Ma beeene…. così ci ritroviamo la marea nera pure da noi…. poi dicono che vogliono puntare sul turismo…
kissà quanto hanno pagato scajola per dare il via alle trivellazioni.
bishop, non so di scajola… ma di certo prima di fare delle trivellazioni devono darci delle precise garanzie… e assicurazioni
e intanto in sicilia le pale eoliche non girano, come ha denunciato il corriere tre gironi fa….
Articolo molto interessante, ma perchè non diciamo chiaramente che senza nucleare non si va da nessuna parte? Come potrebbero le rinnovabili da sole intaccare il predominio dell’oro nero?
Ci vuole buon senso e ragionevolezza per puntare con decisione al nucleare, per arrivare ad un giusto mix fatto di nucleare, rinnovabili, idroelettrico e altre.
Buona giornata.

**Record mostrati:**

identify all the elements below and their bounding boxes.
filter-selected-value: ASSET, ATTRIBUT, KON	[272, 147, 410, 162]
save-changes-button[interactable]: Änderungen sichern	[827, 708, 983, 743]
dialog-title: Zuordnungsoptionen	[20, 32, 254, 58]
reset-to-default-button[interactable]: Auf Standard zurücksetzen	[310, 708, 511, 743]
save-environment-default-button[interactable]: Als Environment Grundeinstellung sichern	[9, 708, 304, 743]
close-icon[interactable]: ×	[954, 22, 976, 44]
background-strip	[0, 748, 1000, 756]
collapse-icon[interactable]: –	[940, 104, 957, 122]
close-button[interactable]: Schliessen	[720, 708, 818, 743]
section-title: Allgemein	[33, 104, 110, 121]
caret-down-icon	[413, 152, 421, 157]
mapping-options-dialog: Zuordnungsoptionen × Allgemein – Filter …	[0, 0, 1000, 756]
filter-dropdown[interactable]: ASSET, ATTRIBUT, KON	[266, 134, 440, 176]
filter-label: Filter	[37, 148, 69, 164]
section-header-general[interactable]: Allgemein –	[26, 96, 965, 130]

---

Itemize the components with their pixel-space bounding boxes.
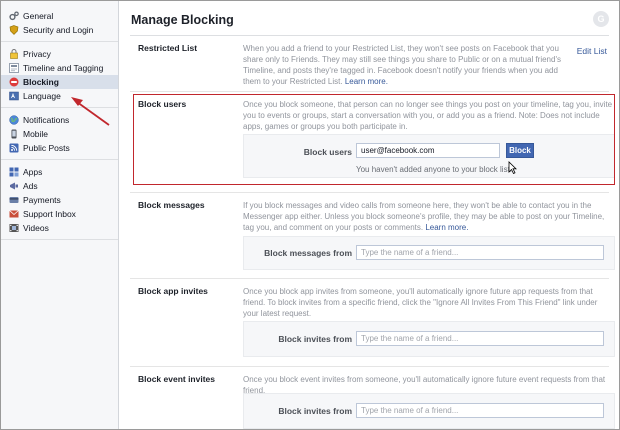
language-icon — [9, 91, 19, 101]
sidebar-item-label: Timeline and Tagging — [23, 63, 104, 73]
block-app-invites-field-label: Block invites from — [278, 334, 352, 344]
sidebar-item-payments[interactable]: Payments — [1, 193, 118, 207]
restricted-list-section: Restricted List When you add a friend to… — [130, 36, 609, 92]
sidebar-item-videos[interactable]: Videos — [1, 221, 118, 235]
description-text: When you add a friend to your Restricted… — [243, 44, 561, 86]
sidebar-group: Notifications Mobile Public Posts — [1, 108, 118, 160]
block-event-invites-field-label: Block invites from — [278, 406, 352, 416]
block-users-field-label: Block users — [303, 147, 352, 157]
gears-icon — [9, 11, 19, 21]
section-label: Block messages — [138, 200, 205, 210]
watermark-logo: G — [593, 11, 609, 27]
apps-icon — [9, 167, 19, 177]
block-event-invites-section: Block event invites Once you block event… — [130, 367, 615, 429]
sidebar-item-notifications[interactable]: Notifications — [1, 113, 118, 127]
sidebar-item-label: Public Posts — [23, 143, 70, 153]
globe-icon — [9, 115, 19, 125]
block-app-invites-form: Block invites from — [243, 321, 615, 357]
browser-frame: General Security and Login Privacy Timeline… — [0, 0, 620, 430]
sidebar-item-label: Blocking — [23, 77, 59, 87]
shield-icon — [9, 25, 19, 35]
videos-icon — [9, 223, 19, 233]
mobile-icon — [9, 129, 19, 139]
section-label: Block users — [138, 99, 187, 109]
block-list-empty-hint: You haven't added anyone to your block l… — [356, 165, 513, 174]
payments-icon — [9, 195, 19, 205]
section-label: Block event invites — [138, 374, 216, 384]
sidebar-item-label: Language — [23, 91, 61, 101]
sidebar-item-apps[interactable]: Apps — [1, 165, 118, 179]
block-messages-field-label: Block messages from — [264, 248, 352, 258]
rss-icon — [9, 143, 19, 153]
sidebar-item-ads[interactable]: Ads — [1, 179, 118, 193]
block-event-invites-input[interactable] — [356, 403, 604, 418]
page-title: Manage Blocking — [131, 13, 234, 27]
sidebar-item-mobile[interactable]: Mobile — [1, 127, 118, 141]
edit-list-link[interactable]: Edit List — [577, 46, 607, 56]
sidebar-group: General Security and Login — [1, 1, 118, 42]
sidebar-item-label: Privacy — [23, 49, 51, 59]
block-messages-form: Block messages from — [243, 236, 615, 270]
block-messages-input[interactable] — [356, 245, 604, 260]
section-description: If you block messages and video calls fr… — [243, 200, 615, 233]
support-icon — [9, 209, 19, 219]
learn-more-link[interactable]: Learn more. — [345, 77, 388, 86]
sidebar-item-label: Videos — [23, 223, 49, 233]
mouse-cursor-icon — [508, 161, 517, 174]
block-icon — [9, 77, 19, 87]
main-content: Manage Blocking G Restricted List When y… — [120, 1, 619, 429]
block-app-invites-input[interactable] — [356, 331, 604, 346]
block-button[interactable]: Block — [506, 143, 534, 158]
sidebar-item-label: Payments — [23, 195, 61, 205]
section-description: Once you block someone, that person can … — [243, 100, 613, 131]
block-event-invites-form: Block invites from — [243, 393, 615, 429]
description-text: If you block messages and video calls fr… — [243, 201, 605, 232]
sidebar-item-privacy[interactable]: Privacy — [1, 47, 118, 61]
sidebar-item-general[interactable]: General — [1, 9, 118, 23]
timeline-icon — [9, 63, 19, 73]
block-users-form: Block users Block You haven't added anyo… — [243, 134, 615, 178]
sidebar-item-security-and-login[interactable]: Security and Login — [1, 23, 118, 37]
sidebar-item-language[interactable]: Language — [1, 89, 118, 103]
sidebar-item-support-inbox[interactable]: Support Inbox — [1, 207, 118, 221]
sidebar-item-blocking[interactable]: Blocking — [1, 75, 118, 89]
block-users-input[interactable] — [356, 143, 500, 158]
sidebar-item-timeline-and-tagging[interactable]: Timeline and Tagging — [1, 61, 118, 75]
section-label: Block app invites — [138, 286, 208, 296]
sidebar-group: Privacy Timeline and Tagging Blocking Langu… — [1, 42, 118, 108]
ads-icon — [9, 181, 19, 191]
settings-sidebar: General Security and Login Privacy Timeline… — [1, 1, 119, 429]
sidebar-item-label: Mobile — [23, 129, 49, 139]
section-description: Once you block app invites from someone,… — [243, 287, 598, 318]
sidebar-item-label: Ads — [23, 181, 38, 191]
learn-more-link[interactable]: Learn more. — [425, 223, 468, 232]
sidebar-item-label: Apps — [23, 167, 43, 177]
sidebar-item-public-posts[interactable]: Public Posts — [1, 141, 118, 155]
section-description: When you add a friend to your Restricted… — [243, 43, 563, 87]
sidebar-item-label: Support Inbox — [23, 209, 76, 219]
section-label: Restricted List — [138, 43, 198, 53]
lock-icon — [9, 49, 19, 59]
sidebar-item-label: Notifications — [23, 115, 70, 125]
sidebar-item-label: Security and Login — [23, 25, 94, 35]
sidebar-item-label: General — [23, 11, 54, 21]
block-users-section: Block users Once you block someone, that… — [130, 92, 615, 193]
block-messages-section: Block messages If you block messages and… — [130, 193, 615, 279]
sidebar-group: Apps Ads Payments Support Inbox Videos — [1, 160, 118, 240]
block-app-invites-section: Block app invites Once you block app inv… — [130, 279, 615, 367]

**Esercizio:** Puoi riportare parola per parola l'intero estratto sulle trivellazioni che compare sopra i record?

**Risposta scritta:**
Ma beeene…. così ci ritroviamo la marea nera pure da noi…. poi dicono che vogliono puntare sul turismo…
kissà quanto hanno pagato scajola per dare il via alle trivellazioni.
bishop, non so di scajola… ma di certo prima di fare delle trivellazioni devono darci delle precise garanzie… e assicurazioni
e intanto in sicilia le pale eoliche non girano, come ha denunciato il corriere tre gironi fa….
Articolo molto interessante, ma perchè non diciamo chiaramente che senza nucleare non si va da nessuna parte? Come potrebbero le rinnovabili da sole intaccare il predominio dell’oro nero?
Ci vuole buon senso e ragionevolezza per puntare con decisione al nucleare, per arrivare ad un giusto mix fatto di nucleare, rinnovabili, idroelettrico e altre.
Buona giornata.